**WRITTEN INSTRUCTION:** Find every line below that contains the word "aplaudida" and copy it out.

Raw records:
#####
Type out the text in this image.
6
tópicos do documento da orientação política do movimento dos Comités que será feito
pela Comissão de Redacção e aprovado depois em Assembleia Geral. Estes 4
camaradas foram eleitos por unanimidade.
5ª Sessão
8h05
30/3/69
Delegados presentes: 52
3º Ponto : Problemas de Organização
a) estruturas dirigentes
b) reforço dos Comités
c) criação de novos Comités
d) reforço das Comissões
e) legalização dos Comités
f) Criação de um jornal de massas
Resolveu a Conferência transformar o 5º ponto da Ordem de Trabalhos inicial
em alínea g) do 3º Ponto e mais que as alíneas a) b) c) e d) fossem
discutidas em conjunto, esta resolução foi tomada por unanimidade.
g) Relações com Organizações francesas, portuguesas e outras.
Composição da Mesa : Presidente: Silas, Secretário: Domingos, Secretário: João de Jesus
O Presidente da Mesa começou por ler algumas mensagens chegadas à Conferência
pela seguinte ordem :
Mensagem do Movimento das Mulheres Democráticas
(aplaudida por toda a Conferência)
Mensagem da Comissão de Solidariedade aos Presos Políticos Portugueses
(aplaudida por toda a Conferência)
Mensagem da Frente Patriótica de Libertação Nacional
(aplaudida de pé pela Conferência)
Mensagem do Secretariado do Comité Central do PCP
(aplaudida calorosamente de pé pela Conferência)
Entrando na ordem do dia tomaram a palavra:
#####
**IN RESPONSE:**
(aplaudida por toda a Conferência)
(aplaudida por toda a Conferência)
(aplaudida de pé pela Conferência)
(aplaudida calorosamente de pé pela Conferência)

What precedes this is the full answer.